◆ Given instruction
Look through the listing and locate every line containing the word "ジャーナリスト"; copy those lines.

◆ Supplied records
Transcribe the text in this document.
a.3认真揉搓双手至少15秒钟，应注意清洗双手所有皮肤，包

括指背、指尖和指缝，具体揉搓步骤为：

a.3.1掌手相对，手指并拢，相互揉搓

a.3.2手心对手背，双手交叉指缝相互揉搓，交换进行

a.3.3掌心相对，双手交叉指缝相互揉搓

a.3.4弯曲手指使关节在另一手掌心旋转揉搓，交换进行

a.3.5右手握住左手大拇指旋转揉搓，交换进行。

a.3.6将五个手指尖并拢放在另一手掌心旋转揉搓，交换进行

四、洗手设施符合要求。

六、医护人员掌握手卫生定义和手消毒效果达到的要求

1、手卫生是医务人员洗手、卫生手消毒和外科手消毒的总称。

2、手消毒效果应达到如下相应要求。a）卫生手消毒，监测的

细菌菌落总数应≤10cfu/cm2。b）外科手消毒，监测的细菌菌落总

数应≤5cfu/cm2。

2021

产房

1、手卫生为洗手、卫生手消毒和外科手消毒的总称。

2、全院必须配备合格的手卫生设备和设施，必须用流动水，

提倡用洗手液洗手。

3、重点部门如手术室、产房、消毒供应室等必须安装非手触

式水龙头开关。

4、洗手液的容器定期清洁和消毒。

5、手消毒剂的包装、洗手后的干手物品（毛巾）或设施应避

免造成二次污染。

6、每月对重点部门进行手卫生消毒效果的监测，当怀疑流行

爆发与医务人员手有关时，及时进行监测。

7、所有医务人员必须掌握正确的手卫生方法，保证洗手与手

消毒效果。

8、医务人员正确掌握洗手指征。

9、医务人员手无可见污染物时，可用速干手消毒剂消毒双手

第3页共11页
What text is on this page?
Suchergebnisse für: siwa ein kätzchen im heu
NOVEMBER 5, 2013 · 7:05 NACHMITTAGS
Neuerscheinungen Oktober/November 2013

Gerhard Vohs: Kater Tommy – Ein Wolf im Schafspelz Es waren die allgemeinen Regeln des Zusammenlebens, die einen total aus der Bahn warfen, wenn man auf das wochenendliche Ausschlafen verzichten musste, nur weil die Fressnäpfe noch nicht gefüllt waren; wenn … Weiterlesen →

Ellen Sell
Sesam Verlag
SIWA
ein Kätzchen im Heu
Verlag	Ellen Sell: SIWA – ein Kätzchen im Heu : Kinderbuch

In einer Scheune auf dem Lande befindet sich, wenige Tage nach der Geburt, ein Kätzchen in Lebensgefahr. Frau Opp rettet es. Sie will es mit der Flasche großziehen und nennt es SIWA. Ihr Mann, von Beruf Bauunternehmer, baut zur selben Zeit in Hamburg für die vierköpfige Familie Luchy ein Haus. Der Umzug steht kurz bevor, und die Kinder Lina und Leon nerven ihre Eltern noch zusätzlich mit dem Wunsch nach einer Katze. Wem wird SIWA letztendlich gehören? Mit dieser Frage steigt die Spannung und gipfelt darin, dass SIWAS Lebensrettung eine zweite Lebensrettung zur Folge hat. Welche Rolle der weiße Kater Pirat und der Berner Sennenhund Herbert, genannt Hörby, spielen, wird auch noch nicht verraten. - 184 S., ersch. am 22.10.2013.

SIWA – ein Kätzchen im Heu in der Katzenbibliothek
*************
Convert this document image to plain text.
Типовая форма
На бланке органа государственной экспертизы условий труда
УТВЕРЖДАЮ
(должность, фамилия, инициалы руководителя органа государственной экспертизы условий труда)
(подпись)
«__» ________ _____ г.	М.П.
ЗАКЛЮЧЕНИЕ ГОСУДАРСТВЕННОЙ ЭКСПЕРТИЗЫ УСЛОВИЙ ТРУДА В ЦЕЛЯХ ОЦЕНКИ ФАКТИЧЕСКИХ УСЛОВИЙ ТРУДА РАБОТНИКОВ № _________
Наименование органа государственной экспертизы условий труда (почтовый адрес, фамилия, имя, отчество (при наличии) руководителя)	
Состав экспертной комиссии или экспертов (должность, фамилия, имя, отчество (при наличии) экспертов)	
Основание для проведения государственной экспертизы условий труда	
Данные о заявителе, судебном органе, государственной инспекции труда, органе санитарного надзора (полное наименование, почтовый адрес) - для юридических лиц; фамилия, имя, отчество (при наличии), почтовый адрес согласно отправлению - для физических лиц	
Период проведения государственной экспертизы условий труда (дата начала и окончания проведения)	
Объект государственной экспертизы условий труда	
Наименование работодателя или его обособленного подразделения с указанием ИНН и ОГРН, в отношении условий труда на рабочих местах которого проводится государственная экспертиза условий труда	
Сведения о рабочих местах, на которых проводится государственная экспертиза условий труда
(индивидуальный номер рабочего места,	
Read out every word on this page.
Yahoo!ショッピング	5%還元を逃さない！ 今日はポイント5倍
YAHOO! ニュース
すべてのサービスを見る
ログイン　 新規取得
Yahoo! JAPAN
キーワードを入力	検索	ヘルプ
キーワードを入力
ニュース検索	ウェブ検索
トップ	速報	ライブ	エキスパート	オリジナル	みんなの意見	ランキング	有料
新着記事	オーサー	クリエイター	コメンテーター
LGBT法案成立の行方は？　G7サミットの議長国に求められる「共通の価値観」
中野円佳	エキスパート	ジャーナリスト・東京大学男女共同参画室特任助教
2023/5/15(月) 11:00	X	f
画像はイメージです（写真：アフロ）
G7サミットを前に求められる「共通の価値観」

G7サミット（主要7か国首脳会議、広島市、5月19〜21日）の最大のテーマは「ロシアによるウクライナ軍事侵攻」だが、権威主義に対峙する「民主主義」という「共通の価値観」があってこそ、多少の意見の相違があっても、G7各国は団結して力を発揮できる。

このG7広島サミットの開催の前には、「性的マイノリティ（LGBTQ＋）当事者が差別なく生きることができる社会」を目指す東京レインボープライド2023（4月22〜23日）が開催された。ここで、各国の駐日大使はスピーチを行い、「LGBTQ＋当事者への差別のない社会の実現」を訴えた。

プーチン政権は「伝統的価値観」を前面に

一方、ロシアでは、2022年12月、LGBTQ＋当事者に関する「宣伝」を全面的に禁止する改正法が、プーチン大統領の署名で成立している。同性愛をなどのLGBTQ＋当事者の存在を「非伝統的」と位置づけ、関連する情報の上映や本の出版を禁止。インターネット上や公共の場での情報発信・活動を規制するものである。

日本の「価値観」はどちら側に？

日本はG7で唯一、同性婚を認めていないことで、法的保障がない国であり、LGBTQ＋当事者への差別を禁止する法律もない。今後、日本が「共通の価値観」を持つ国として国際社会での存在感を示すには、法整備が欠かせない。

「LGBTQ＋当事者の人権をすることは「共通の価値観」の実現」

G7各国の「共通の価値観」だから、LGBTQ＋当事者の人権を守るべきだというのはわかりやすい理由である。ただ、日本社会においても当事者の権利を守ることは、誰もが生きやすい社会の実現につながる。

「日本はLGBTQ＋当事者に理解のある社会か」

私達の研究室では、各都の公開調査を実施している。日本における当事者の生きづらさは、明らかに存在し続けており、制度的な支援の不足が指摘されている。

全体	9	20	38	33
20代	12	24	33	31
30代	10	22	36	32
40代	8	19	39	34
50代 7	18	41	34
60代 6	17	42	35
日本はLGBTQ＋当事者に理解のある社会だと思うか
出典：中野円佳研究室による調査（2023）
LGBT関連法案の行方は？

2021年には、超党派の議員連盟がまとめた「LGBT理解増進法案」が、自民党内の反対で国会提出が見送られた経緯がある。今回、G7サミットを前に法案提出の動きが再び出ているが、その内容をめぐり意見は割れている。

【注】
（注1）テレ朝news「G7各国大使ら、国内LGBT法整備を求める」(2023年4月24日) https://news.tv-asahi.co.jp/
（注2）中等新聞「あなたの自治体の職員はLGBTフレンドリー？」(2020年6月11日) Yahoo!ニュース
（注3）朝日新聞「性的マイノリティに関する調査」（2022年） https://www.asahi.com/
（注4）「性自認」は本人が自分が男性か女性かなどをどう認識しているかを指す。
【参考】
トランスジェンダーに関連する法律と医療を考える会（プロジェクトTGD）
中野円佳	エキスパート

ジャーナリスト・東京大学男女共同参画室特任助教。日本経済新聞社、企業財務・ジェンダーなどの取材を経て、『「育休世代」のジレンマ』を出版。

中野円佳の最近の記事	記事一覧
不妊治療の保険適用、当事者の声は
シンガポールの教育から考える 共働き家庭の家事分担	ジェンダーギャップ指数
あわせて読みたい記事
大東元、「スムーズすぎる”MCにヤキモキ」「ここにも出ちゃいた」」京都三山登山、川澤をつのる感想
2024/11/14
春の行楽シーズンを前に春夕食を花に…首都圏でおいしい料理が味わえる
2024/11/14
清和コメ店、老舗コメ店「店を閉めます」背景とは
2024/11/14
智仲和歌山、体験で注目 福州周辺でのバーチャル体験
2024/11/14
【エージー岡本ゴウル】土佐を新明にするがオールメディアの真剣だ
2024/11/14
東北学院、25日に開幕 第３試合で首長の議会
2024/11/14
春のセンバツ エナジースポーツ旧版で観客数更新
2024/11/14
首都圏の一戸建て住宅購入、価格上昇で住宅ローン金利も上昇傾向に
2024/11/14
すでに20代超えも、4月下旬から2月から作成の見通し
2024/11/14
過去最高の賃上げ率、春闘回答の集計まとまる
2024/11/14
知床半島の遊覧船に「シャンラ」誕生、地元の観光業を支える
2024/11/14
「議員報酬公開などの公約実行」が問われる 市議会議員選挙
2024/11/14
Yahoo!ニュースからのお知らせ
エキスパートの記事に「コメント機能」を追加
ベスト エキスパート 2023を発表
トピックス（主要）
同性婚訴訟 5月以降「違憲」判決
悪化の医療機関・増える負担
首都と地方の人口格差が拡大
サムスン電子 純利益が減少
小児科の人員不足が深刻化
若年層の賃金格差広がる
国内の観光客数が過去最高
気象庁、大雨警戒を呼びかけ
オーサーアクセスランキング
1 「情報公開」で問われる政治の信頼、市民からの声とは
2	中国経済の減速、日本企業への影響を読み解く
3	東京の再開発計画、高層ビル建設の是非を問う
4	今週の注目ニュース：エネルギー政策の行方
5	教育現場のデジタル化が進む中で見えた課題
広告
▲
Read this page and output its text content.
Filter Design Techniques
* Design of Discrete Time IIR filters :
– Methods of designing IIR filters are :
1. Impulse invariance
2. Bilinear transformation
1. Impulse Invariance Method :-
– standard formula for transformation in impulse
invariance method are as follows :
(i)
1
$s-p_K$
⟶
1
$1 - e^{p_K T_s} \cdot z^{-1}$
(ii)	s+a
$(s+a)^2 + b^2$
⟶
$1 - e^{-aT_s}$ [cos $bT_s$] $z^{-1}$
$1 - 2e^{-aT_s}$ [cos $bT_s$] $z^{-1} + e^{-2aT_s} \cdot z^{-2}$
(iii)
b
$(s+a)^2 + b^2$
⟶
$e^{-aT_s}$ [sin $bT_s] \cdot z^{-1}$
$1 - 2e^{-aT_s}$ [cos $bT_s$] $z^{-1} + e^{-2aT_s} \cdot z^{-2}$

◆ Completed exercise
中野円佳	エキスパート	ジャーナリスト・東京大学男女共同参画室特任助教
ジャーナリスト・東京大学男女共同参画室特任助教。日本経済新聞社、企業財務・ジェンダーなどの取材を経て、『「育休世代」のジレンマ』を出版。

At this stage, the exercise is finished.